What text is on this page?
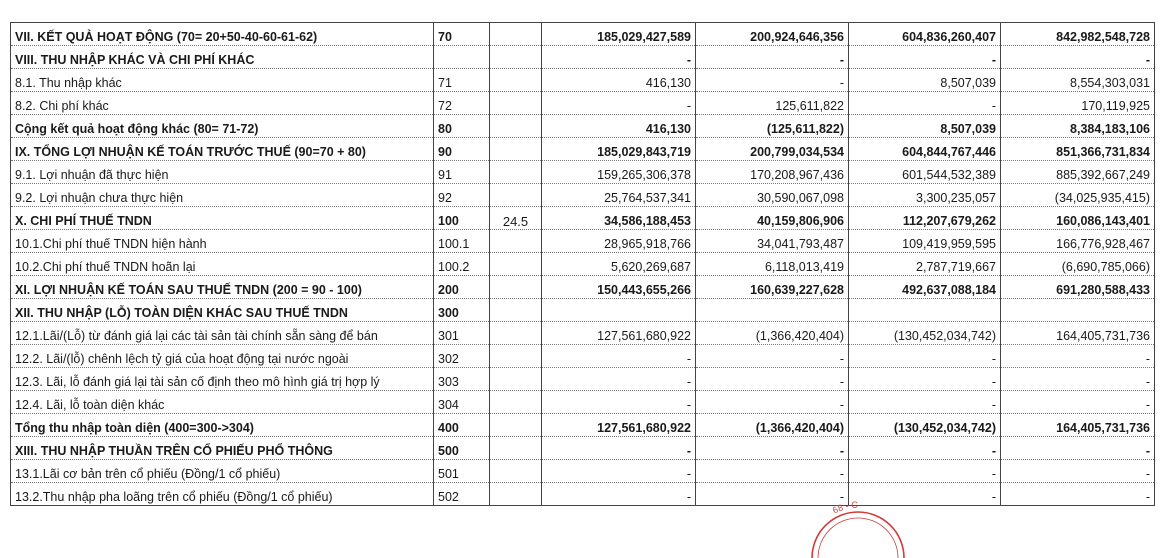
VII. KẾT QUẢ HOẠT ĐỘNG (70= 20+50-40-60-61-62)	70		185,029,427,589	200,924,646,356	604,836,260,407	842,982,548,728
VIII. THU NHẬP KHÁC VÀ CHI PHÍ KHÁC			-	-	-	-
8.1. Thu nhập khác	71		416,130	-	8,507,039	8,554,303,031
8.2. Chi phí khác	72		-	125,611,822	-	170,119,925
Cộng kết quả hoạt động khác (80= 71-72)	80		416,130	(125,611,822)	8,507,039	8,384,183,106
IX. TỔNG LỢI NHUẬN KẾ TOÁN TRƯỚC THUẾ (90=70 + 80)	90		185,029,843,719	200,799,034,534	604,844,767,446	851,366,731,834
9.1. Lợi nhuận đã thực hiện	91		159,265,306,378	170,208,967,436	601,544,532,389	885,392,667,249
9.2. Lợi nhuận chưa thực hiện	92		25,764,537,341	30,590,067,098	3,300,235,057	(34,025,935,415)
X. CHI PHÍ THUẾ TNDN	100	24.5	34,586,188,453	40,159,806,906	112,207,679,262	160,086,143,401
10.1.Chi phí thuế TNDN hiện hành	100.1		28,965,918,766	34,041,793,487	109,419,959,595	166,776,928,467
10.2.Chi phí thuế TNDN hoãn lại	100.2		5,620,269,687	6,118,013,419	2,787,719,667	(6,690,785,066)
XI. LỢI NHUẬN KẾ TOÁN SAU THUẾ TNDN (200 = 90 - 100)	200		150,443,655,266	160,639,227,628	492,637,088,184	691,280,588,433
XII. THU NHẬP (LỖ) TOÀN DIỆN KHÁC SAU THUẾ TNDN	300					
12.1.Lãi/(Lỗ) từ đánh giá lại các tài sản tài chính sẵn sàng để bán	301		127,561,680,922	(1,366,420,404)	(130,452,034,742)	164,405,731,736
12.2. Lãi/(lỗ) chênh lệch tỷ giá của hoạt động tại nước ngoài	302		-	-	-	-
12.3. Lãi, lỗ đánh giá lại tài sản cố định theo mô hình giá trị hợp lý	303		-	-	-	-
12.4. Lãi, lỗ toàn diện khác	304		-	-	-	-
Tổng thu nhập toàn diện (400=300->304)	400		127,561,680,922	(1,366,420,404)	(130,452,034,742)	164,405,731,736
XIII. THU NHẬP THUẦN TRÊN CỔ PHIẾU PHỔ THÔNG	500		-	-	-	-
13.1.Lãi cơ bản trên cổ phiếu (Đồng/1 cổ phiếu)	501		-	-	-	-
13.2.Thu nhập pha loãng trên cổ phiếu (Đồng/1 cổ phiếu)	502		-	-	-	-
68 - C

## EXERCISE TASK
Pictures in the records should not appear in your copy, but everything else must be transcribed exactly.

## TASK SOLUTION
What text is on this page?
VII. KẾT QUẢ HOẠT ĐỘNG (70= 20+50-40-60-61-62)	70		185,029,427,589	200,924,646,356	604,836,260,407	842,982,548,728
VIII. THU NHẬP KHÁC VÀ CHI PHÍ KHÁC			-	-	-	-
8.1. Thu nhập khác	71		416,130	-	8,507,039	8,554,303,031
8.2. Chi phí khác	72		-	125,611,822	-	170,119,925
Cộng kết quả hoạt động khác (80= 71-72)	80		416,130	(125,611,822)	8,507,039	8,384,183,106
IX. TỔNG LỢI NHUẬN KẾ TOÁN TRƯỚC THUẾ (90=70 + 80)	90		185,029,843,719	200,799,034,534	604,844,767,446	851,366,731,834
9.1. Lợi nhuận đã thực hiện	91		159,265,306,378	170,208,967,436	601,544,532,389	885,392,667,249
9.2. Lợi nhuận chưa thực hiện	92		25,764,537,341	30,590,067,098	3,300,235,057	(34,025,935,415)
X. CHI PHÍ THUẾ TNDN	100	24.5	34,586,188,453	40,159,806,906	112,207,679,262	160,086,143,401
10.1.Chi phí thuế TNDN hiện hành	100.1		28,965,918,766	34,041,793,487	109,419,959,595	166,776,928,467
10.2.Chi phí thuế TNDN hoãn lại	100.2		5,620,269,687	6,118,013,419	2,787,719,667	(6,690,785,066)
XI. LỢI NHUẬN KẾ TOÁN SAU THUẾ TNDN (200 = 90 - 100)	200		150,443,655,266	160,639,227,628	492,637,088,184	691,280,588,433
XII. THU NHẬP (LỖ) TOÀN DIỆN KHÁC SAU THUẾ TNDN	300					
12.1.Lãi/(Lỗ) từ đánh giá lại các tài sản tài chính sẵn sàng để bán	301		127,561,680,922	(1,366,420,404)	(130,452,034,742)	164,405,731,736
12.2. Lãi/(lỗ) chênh lệch tỷ giá của hoạt động tại nước ngoài	302		-	-	-	-
12.3. Lãi, lỗ đánh giá lại tài sản cố định theo mô hình giá trị hợp lý	303		-	-	-	-
12.4. Lãi, lỗ toàn diện khác	304		-	-	-	-
Tổng thu nhập toàn diện (400=300->304)	400		127,561,680,922	(1,366,420,404)	(130,452,034,742)	164,405,731,736
XIII. THU NHẬP THUẦN TRÊN CỔ PHIẾU PHỔ THÔNG	500		-	-	-	-
13.1.Lãi cơ bản trên cổ phiếu (Đồng/1 cổ phiếu)	501		-	-	-	-
13.2.Thu nhập pha loãng trên cổ phiếu (Đồng/1 cổ phiếu)	502		-	-	-	-
68 - C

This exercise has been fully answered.